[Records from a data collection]
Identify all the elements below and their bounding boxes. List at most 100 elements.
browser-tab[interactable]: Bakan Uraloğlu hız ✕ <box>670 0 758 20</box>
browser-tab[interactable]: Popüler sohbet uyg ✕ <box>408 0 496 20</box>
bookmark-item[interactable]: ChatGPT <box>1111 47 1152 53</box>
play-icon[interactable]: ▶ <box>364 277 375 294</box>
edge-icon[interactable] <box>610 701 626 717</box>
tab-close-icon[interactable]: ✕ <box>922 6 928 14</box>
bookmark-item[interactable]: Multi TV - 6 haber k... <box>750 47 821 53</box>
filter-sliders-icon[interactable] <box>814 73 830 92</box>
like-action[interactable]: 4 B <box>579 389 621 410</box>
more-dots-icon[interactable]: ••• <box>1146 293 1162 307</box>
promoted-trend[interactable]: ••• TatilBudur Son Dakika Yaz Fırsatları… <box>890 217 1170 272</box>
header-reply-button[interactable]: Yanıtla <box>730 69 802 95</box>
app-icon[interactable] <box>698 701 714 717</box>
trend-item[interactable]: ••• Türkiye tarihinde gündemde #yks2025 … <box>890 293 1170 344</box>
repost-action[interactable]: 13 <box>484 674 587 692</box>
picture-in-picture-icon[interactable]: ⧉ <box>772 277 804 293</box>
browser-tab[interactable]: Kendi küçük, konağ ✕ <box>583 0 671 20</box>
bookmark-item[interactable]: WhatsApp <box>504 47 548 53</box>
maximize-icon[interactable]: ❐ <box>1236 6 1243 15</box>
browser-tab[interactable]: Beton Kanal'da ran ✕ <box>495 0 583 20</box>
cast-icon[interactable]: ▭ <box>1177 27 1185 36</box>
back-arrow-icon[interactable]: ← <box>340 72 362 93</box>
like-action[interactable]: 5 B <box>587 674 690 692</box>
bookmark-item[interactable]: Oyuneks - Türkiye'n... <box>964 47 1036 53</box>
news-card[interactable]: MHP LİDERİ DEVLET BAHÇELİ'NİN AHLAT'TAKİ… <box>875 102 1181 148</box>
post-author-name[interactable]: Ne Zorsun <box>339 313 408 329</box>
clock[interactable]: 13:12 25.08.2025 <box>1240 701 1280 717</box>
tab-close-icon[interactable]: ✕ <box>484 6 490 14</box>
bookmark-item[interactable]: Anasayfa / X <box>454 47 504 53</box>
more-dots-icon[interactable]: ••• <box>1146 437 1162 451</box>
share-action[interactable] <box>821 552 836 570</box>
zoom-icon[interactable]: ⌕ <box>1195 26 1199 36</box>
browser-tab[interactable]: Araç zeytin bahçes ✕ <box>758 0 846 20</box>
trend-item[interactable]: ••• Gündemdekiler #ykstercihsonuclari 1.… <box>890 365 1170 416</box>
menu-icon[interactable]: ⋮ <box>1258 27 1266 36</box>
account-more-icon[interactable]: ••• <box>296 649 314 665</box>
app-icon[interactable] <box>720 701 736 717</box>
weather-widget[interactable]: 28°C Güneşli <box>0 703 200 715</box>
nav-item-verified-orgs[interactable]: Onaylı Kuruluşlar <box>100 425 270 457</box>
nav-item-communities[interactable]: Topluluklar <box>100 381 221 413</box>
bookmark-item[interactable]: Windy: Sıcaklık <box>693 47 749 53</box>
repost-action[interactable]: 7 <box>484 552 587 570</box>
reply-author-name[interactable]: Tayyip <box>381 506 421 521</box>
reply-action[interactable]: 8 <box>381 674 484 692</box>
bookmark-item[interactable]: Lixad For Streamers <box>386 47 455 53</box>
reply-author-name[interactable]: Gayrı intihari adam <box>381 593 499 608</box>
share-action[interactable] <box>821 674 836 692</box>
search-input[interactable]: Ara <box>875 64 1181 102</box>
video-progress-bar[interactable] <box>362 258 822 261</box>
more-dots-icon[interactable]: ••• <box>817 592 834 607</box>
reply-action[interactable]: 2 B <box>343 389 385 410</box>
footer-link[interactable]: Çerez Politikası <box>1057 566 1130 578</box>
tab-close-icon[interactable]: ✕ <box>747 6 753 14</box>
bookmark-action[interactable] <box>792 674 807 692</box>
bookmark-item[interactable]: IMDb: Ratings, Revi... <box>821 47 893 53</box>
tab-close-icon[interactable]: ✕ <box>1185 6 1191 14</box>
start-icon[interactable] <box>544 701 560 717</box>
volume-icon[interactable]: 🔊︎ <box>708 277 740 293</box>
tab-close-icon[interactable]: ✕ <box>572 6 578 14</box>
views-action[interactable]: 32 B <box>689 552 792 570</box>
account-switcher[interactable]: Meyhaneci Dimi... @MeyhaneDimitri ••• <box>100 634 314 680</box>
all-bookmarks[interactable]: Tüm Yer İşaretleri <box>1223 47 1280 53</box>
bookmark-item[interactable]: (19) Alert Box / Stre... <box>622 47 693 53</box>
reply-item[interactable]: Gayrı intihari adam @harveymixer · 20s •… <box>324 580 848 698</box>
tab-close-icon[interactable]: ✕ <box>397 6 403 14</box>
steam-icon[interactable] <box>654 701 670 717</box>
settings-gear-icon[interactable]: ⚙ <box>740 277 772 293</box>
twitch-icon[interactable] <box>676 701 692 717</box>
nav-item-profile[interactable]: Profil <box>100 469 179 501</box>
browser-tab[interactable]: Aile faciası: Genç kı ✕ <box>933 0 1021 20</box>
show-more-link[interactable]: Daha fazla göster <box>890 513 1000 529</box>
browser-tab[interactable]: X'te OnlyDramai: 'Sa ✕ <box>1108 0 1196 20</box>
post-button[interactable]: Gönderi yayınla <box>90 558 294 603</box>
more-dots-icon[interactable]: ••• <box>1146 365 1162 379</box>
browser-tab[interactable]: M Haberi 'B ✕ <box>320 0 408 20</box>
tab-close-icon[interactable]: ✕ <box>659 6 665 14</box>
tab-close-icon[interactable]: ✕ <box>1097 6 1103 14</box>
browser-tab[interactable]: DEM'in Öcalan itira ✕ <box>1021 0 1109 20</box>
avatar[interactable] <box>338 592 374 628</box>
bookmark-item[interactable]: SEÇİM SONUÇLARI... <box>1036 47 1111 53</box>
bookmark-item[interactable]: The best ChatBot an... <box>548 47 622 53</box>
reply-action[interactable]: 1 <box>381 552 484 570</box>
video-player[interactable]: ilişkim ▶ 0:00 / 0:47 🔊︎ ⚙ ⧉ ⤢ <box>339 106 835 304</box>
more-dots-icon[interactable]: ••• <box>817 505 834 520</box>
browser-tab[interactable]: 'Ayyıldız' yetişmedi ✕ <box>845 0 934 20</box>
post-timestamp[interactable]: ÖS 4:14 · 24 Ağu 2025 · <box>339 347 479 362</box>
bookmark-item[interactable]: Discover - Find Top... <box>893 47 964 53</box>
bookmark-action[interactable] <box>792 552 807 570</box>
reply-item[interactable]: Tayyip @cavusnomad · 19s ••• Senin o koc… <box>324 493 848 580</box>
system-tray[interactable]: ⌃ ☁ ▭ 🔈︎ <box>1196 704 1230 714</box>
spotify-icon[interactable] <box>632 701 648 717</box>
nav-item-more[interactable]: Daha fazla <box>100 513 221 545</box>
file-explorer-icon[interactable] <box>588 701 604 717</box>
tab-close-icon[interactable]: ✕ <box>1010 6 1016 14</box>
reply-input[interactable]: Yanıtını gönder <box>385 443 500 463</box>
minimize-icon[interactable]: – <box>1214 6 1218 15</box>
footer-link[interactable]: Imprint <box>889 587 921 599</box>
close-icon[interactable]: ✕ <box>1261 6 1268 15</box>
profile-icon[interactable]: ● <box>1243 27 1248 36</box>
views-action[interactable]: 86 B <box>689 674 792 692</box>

### [The exercise]
Reproduce the records above verbatim, from their first line through the line containing "bookmark-item[interactable]: Multi TV", including both of these lines.

### [Output of the exercise]
Identify all the elements below and their bounding boxes. List at most 100 elements.
browser-tab[interactable]: Bakan Uraloğlu hız ✕ <box>670 0 758 20</box>
browser-tab[interactable]: Popüler sohbet uyg ✕ <box>408 0 496 20</box>
bookmark-item[interactable]: ChatGPT <box>1111 47 1152 53</box>
play-icon[interactable]: ▶ <box>364 277 375 294</box>
edge-icon[interactable] <box>610 701 626 717</box>
tab-close-icon[interactable]: ✕ <box>922 6 928 14</box>
bookmark-item[interactable]: Multi TV - 6 haber k... <box>750 47 821 53</box>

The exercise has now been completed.